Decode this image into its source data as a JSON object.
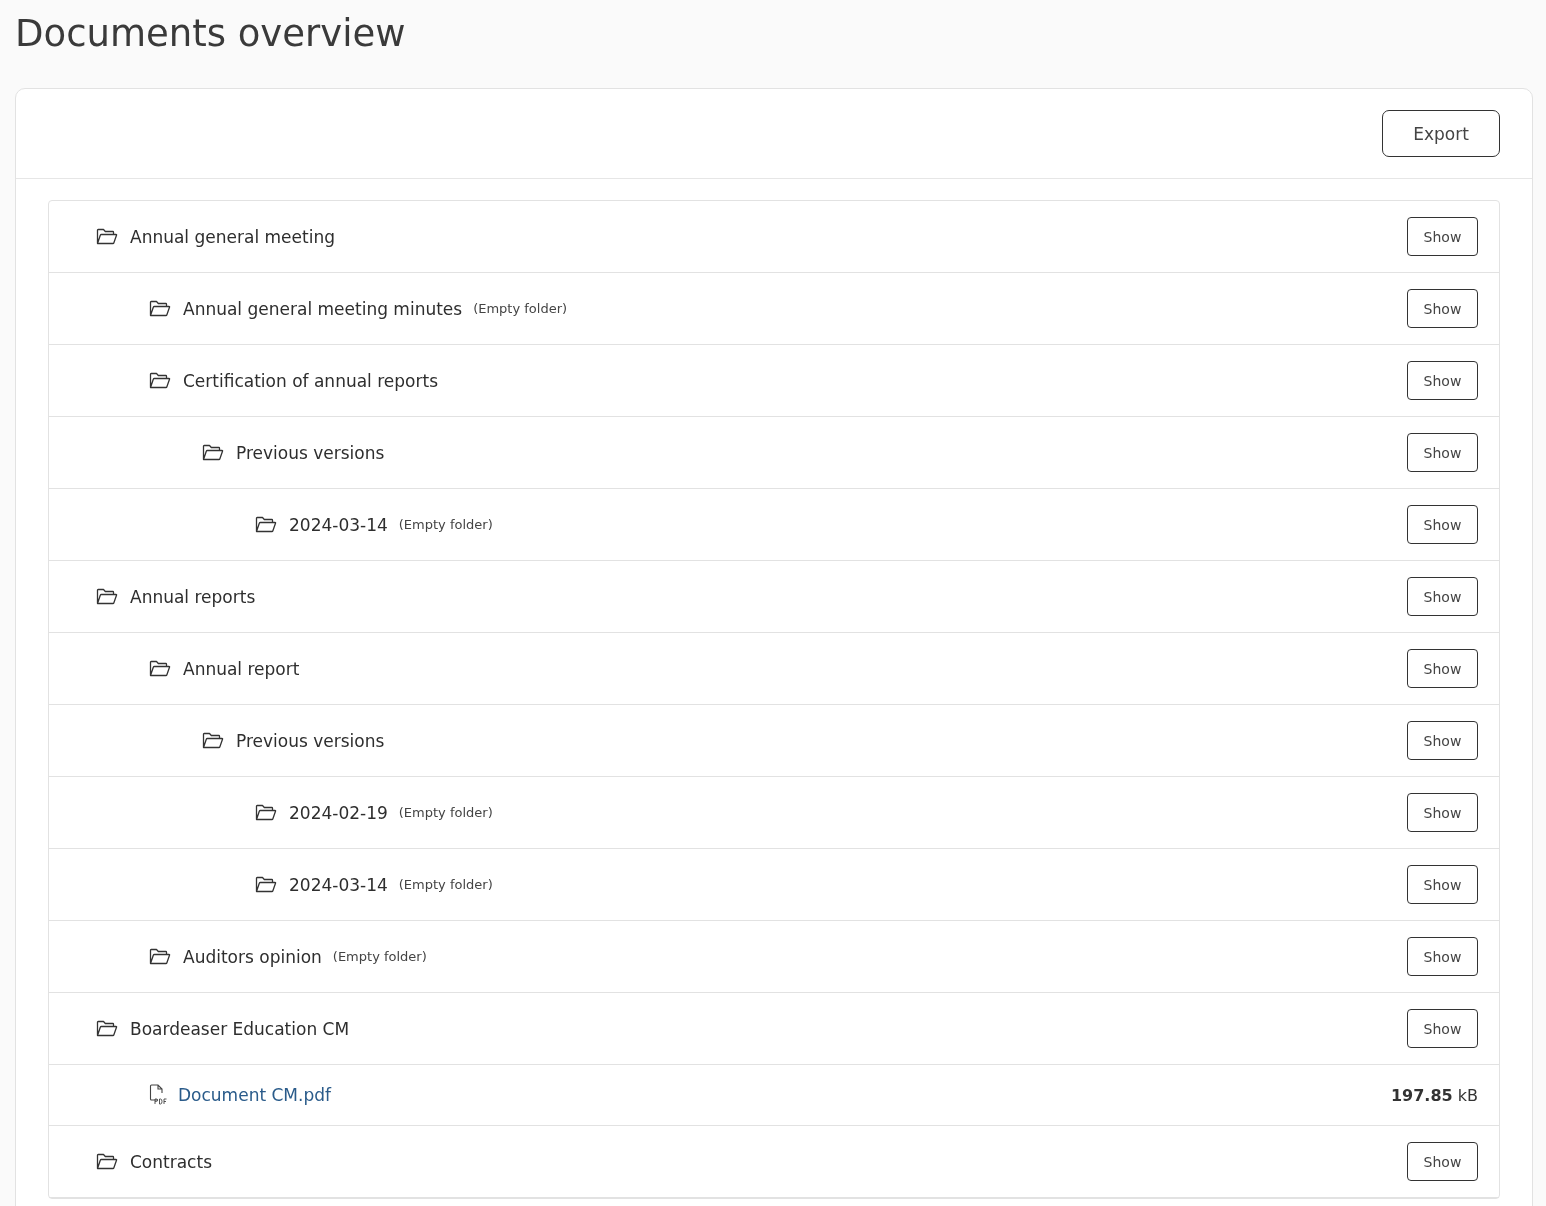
{
  "title": "Documents overview",
  "export_button": "Export",
  "tree": [
    {
      "kind": "folder",
      "name": "Annual general meeting",
      "button": "Show",
      "children": [
        {
          "kind": "folder",
          "name": "Annual general meeting minutes",
          "note": "(Empty folder)",
          "button": "Show"
        },
        {
          "kind": "folder",
          "name": "Certification of annual reports",
          "button": "Show",
          "children": [
            {
              "kind": "folder",
              "name": "Previous versions",
              "button": "Show",
              "children": [
                {
                  "kind": "folder",
                  "name": "2024-03-14",
                  "note": "(Empty folder)",
                  "button": "Show"
                }
              ]
            }
          ]
        }
      ]
    },
    {
      "kind": "folder",
      "name": "Annual reports",
      "button": "Show",
      "children": [
        {
          "kind": "folder",
          "name": "Annual report",
          "button": "Show",
          "children": [
            {
              "kind": "folder",
              "name": "Previous versions",
              "button": "Show",
              "children": [
                {
                  "kind": "folder",
                  "name": "2024-02-19",
                  "note": "(Empty folder)",
                  "button": "Show"
                },
                {
                  "kind": "folder",
                  "name": "2024-03-14",
                  "note": "(Empty folder)",
                  "button": "Show"
                }
              ]
            }
          ]
        },
        {
          "kind": "folder",
          "name": "Auditors opinion",
          "note": "(Empty folder)",
          "button": "Show"
        }
      ]
    },
    {
      "kind": "folder",
      "name": "Boardeaser Education CM",
      "button": "Show",
      "children": [
        {
          "kind": "file",
          "name": "Document CM.pdf",
          "size": "**197.85** kB"
        }
      ]
    },
    {
      "kind": "folder",
      "name": "Contracts",
      "button": "Show"
    }
  ]
}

» SHORT PROBLEM
Return each line from the material above exactly, but not the pictures.

» TASK OUTPUT
Decode this image into its source data as a JSON object.
{
  "title": "Documents overview",
  "export_button": "Export",
  "tree": [
    {
      "kind": "folder",
      "name": "Annual general meeting",
      "button": "Show",
      "children": [
        {
          "kind": "folder",
          "name": "Annual general meeting minutes",
          "note": "(Empty folder)",
          "button": "Show"
        },
        {
          "kind": "folder",
          "name": "Certification of annual reports",
          "button": "Show",
          "children": [
            {
              "kind": "folder",
              "name": "Previous versions",
              "button": "Show",
              "children": [
                {
                  "kind": "folder",
                  "name": "2024-03-14",
                  "note": "(Empty folder)",
                  "button": "Show"
                }
              ]
            }
          ]
        }
      ]
    },
    {
      "kind": "folder",
      "name": "Annual reports",
      "button": "Show",
      "children": [
        {
          "kind": "folder",
          "name": "Annual report",
          "button": "Show",
          "children": [
            {
              "kind": "folder",
              "name": "Previous versions",
              "button": "Show",
              "children": [
                {
                  "kind": "folder",
                  "name": "2024-02-19",
                  "note": "(Empty folder)",
                  "button": "Show"
                },
                {
                  "kind": "folder",
                  "name": "2024-03-14",
                  "note": "(Empty folder)",
                  "button": "Show"
                }
              ]
            }
          ]
        },
        {
          "kind": "folder",
          "name": "Auditors opinion",
          "note": "(Empty folder)",
          "button": "Show"
        }
      ]
    },
    {
      "kind": "folder",
      "name": "Boardeaser Education CM",
      "button": "Show",
      "children": [
        {
          "kind": "file",
          "name": "Document CM.pdf",
          "size": "**197.85** kB"
        }
      ]
    },
    {
      "kind": "folder",
      "name": "Contracts",
      "button": "Show"
    }
  ]
}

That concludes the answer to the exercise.